## TASK TO COMPLETE:
Leave the pictures out. Return all other data exactly.

## DATA FOR PROCESSING:

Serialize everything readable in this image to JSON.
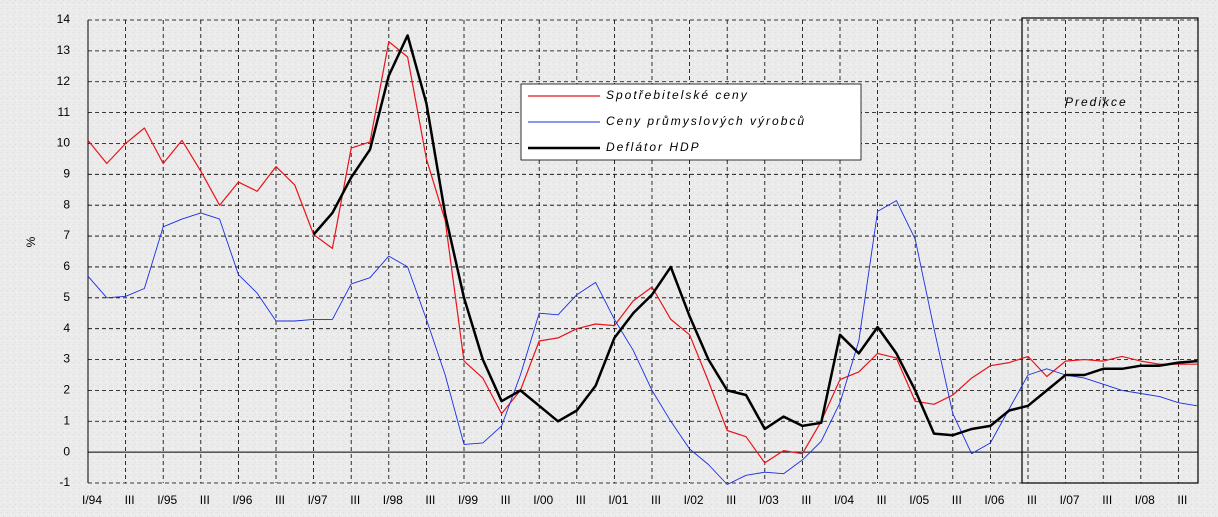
{
  "chart_data": {
    "type": "line",
    "y_label": "%",
    "annotation": "Predikce",
    "categories": [
      "I/94",
      null,
      "III",
      null,
      "I/95",
      null,
      "III",
      null,
      "I/96",
      null,
      "III",
      null,
      "I/97",
      null,
      "III",
      null,
      "I/98",
      null,
      "III",
      null,
      "I/99",
      null,
      "III",
      null,
      "I/00",
      null,
      "III",
      null,
      "I/01",
      null,
      "III",
      null,
      "I/02",
      null,
      "III",
      null,
      "I/03",
      null,
      "III",
      null,
      "I/04",
      null,
      "III",
      null,
      "I/05",
      null,
      "III",
      null,
      "I/06",
      null,
      "III",
      null,
      "I/07",
      null,
      "III",
      null,
      "I/08",
      null,
      "III",
      null
    ],
    "series": [
      {
        "name": "Spotřebitelské ceny",
        "color": "#e8141b",
        "width": 1.2,
        "values": [
          10.1,
          9.35,
          10.0,
          10.5,
          9.35,
          10.1,
          9.1,
          8.0,
          8.75,
          8.45,
          9.25,
          8.65,
          7.05,
          6.6,
          9.85,
          10.05,
          13.3,
          12.8,
          9.5,
          7.5,
          2.95,
          2.4,
          1.25,
          2.0,
          3.6,
          3.7,
          4.0,
          4.15,
          4.1,
          4.9,
          5.35,
          4.3,
          3.8,
          2.3,
          0.7,
          0.5,
          -0.35,
          0.05,
          -0.05,
          1.0,
          2.35,
          2.6,
          3.2,
          3.05,
          1.65,
          1.55,
          1.85,
          2.4,
          2.8,
          2.9,
          3.1,
          2.45,
          2.95,
          3.0,
          2.95,
          3.1,
          2.95,
          2.85,
          2.85,
          2.85
        ]
      },
      {
        "name": "Ceny průmyslových výrobců",
        "color": "#1a2ee0",
        "width": 0.9,
        "values": [
          5.7,
          5.0,
          5.05,
          5.3,
          7.3,
          7.55,
          7.75,
          7.55,
          5.75,
          5.15,
          4.25,
          4.25,
          4.3,
          4.3,
          5.45,
          5.65,
          6.35,
          6.0,
          4.3,
          2.5,
          0.25,
          0.3,
          0.85,
          2.5,
          4.5,
          4.45,
          5.1,
          5.5,
          4.3,
          3.3,
          2.0,
          1.0,
          0.1,
          -0.4,
          -1.05,
          -0.75,
          -0.65,
          -0.7,
          -0.25,
          0.35,
          1.6,
          3.6,
          7.8,
          8.15,
          6.9,
          4.0,
          1.25,
          -0.05,
          0.3,
          1.4,
          2.5,
          2.7,
          2.5,
          2.4,
          2.2,
          2.0,
          1.9,
          1.8,
          1.6,
          1.5
        ]
      },
      {
        "name": "Deflátor HDP",
        "color": "#000000",
        "width": 2.5,
        "values": [
          null,
          null,
          null,
          null,
          null,
          null,
          null,
          null,
          null,
          null,
          null,
          null,
          7.05,
          7.75,
          8.9,
          9.8,
          12.2,
          13.5,
          11.3,
          7.7,
          5.0,
          3.0,
          1.65,
          2.0,
          1.5,
          1.0,
          1.35,
          2.15,
          3.7,
          4.5,
          5.1,
          6.0,
          4.4,
          3.0,
          2.0,
          1.85,
          0.75,
          1.15,
          0.85,
          0.95,
          3.8,
          3.2,
          4.05,
          3.2,
          2.0,
          0.6,
          0.55,
          0.75,
          0.85,
          1.35,
          1.5,
          2.0,
          2.5,
          2.5,
          2.7,
          2.7,
          2.8,
          2.8,
          2.9,
          2.95
        ]
      }
    ],
    "ylim": [
      -1,
      14
    ],
    "yticks": [
      -1,
      0,
      1,
      2,
      3,
      4,
      5,
      6,
      7,
      8,
      9,
      10,
      11,
      12,
      13,
      14
    ],
    "grid": true
  }
}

## SOLUTION TO THE PROBLEM:
Serialize everything readable in this image to JSON.
{
  "chart_data": {
    "type": "line",
    "y_label": "%",
    "annotation": "Predikce",
    "categories": [
      "I/94",
      null,
      "III",
      null,
      "I/95",
      null,
      "III",
      null,
      "I/96",
      null,
      "III",
      null,
      "I/97",
      null,
      "III",
      null,
      "I/98",
      null,
      "III",
      null,
      "I/99",
      null,
      "III",
      null,
      "I/00",
      null,
      "III",
      null,
      "I/01",
      null,
      "III",
      null,
      "I/02",
      null,
      "III",
      null,
      "I/03",
      null,
      "III",
      null,
      "I/04",
      null,
      "III",
      null,
      "I/05",
      null,
      "III",
      null,
      "I/06",
      null,
      "III",
      null,
      "I/07",
      null,
      "III",
      null,
      "I/08",
      null,
      "III",
      null
    ],
    "series": [
      {
        "name": "Spotřebitelské ceny",
        "color": "#e8141b",
        "width": 1.2,
        "values": [
          10.1,
          9.35,
          10.0,
          10.5,
          9.35,
          10.1,
          9.1,
          8.0,
          8.75,
          8.45,
          9.25,
          8.65,
          7.05,
          6.6,
          9.85,
          10.05,
          13.3,
          12.8,
          9.5,
          7.5,
          2.95,
          2.4,
          1.25,
          2.0,
          3.6,
          3.7,
          4.0,
          4.15,
          4.1,
          4.9,
          5.35,
          4.3,
          3.8,
          2.3,
          0.7,
          0.5,
          -0.35,
          0.05,
          -0.05,
          1.0,
          2.35,
          2.6,
          3.2,
          3.05,
          1.65,
          1.55,
          1.85,
          2.4,
          2.8,
          2.9,
          3.1,
          2.45,
          2.95,
          3.0,
          2.95,
          3.1,
          2.95,
          2.85,
          2.85,
          2.85
        ]
      },
      {
        "name": "Ceny průmyslových výrobců",
        "color": "#1a2ee0",
        "width": 0.9,
        "values": [
          5.7,
          5.0,
          5.05,
          5.3,
          7.3,
          7.55,
          7.75,
          7.55,
          5.75,
          5.15,
          4.25,
          4.25,
          4.3,
          4.3,
          5.45,
          5.65,
          6.35,
          6.0,
          4.3,
          2.5,
          0.25,
          0.3,
          0.85,
          2.5,
          4.5,
          4.45,
          5.1,
          5.5,
          4.3,
          3.3,
          2.0,
          1.0,
          0.1,
          -0.4,
          -1.05,
          -0.75,
          -0.65,
          -0.7,
          -0.25,
          0.35,
          1.6,
          3.6,
          7.8,
          8.15,
          6.9,
          4.0,
          1.25,
          -0.05,
          0.3,
          1.4,
          2.5,
          2.7,
          2.5,
          2.4,
          2.2,
          2.0,
          1.9,
          1.8,
          1.6,
          1.5
        ]
      },
      {
        "name": "Deflátor HDP",
        "color": "#000000",
        "width": 2.5,
        "values": [
          null,
          null,
          null,
          null,
          null,
          null,
          null,
          null,
          null,
          null,
          null,
          null,
          7.05,
          7.75,
          8.9,
          9.8,
          12.2,
          13.5,
          11.3,
          7.7,
          5.0,
          3.0,
          1.65,
          2.0,
          1.5,
          1.0,
          1.35,
          2.15,
          3.7,
          4.5,
          5.1,
          6.0,
          4.4,
          3.0,
          2.0,
          1.85,
          0.75,
          1.15,
          0.85,
          0.95,
          3.8,
          3.2,
          4.05,
          3.2,
          2.0,
          0.6,
          0.55,
          0.75,
          0.85,
          1.35,
          1.5,
          2.0,
          2.5,
          2.5,
          2.7,
          2.7,
          2.8,
          2.8,
          2.9,
          2.95
        ]
      }
    ],
    "ylim": [
      -1,
      14
    ],
    "yticks": [
      -1,
      0,
      1,
      2,
      3,
      4,
      5,
      6,
      7,
      8,
      9,
      10,
      11,
      12,
      13,
      14
    ],
    "grid": true
  }
}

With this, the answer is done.